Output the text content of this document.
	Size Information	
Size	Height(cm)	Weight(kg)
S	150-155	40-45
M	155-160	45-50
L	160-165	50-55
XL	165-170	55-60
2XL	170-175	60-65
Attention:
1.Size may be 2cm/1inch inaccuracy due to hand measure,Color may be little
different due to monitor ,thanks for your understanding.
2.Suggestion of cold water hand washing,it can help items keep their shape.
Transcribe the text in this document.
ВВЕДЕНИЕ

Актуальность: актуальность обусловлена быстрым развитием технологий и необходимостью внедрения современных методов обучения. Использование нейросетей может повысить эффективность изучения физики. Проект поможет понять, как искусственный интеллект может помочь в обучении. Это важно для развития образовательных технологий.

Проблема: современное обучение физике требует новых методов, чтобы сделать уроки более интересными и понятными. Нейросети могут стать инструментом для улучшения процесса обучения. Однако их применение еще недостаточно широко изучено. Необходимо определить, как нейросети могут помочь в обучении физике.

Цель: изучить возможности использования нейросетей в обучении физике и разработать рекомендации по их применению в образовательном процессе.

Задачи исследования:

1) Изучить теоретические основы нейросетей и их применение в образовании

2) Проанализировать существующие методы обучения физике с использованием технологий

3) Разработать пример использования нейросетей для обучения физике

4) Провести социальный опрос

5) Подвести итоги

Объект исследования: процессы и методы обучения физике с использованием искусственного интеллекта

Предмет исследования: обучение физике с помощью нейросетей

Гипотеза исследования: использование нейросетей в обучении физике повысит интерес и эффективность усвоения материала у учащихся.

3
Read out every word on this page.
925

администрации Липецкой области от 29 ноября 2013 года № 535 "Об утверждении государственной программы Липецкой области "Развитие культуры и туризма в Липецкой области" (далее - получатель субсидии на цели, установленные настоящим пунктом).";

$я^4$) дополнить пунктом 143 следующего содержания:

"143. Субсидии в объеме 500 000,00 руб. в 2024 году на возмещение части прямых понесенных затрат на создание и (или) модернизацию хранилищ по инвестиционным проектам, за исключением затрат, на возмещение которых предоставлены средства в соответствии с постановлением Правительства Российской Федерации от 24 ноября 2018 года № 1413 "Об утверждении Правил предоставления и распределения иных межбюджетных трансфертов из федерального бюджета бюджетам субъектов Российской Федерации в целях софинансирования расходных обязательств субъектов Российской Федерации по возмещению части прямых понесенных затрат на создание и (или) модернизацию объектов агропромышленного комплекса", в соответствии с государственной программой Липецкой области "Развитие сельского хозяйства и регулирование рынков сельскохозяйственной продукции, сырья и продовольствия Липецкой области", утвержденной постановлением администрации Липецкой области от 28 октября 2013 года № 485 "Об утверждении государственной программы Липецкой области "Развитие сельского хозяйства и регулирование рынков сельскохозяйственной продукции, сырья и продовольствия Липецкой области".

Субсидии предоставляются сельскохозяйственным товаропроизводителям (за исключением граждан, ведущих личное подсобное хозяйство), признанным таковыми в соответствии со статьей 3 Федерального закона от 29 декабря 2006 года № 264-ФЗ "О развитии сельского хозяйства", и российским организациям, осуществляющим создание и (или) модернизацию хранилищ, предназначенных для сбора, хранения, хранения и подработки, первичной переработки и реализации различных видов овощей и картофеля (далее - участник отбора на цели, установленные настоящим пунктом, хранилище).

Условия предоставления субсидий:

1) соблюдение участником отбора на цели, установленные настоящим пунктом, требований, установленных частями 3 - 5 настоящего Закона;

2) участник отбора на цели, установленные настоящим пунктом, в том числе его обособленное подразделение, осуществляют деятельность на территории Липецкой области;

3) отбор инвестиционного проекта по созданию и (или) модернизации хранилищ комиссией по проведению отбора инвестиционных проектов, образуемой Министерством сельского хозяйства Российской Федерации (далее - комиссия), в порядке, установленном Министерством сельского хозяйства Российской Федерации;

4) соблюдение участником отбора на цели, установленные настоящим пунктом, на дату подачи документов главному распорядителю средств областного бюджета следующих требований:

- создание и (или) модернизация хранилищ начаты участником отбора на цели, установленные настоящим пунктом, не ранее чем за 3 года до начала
──────────────────────────────
## Aim of the exercise
Select every line where the word "обучения" occurs.

## Exercise answer
Актуальность: актуальность обусловлена быстрым развитием технологий и необходимостью внедрения современных методов обучения. Использование нейросетей может повысить эффективность изучения физики. Проект поможет понять, как искусственный интеллект может помочь в обучении. Это важно для развития образовательных технологий.
Проблема: современное обучение физике требует новых методов, чтобы сделать уроки более интересными и понятными. Нейросети могут стать инструментом для улучшения процесса обучения. Однако их применение еще недостаточно широко изучено. Необходимо определить, как нейросети могут помочь в обучении физике.
2) Проанализировать существующие методы обучения физике с использованием технологий
3) Разработать пример использования нейросетей для обучения физике
Объект исследования: процессы и методы обучения физике с использованием искусственного интеллекта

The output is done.